▶ _To be done_
Copy each line of the data below with the word "prompt".

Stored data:
◇ ◇ ◇

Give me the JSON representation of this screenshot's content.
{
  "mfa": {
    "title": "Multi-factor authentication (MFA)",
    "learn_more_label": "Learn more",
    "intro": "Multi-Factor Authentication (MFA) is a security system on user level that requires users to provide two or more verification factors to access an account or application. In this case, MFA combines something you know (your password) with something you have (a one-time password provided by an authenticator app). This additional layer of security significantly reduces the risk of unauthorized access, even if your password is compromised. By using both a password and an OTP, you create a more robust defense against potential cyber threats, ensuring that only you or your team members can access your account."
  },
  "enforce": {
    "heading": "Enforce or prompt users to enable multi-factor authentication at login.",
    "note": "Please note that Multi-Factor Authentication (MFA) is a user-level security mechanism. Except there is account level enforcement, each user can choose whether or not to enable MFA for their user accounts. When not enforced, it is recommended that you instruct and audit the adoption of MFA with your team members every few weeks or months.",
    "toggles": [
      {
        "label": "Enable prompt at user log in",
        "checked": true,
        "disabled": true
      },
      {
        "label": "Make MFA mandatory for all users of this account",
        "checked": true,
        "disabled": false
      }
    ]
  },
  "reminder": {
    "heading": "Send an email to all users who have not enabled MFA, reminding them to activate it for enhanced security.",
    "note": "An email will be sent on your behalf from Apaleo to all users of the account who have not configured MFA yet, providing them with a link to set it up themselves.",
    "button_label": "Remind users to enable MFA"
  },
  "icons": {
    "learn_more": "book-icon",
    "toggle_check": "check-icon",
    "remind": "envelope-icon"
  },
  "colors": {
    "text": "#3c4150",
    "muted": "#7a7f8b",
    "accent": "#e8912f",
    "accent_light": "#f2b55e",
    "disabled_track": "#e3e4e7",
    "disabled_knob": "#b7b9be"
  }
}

◇ ◇ ◇

▶ _Solved exercise_
    "heading": "Enforce or prompt users to enable multi-factor authentication at login.",
        "label": "Enable prompt at user log in",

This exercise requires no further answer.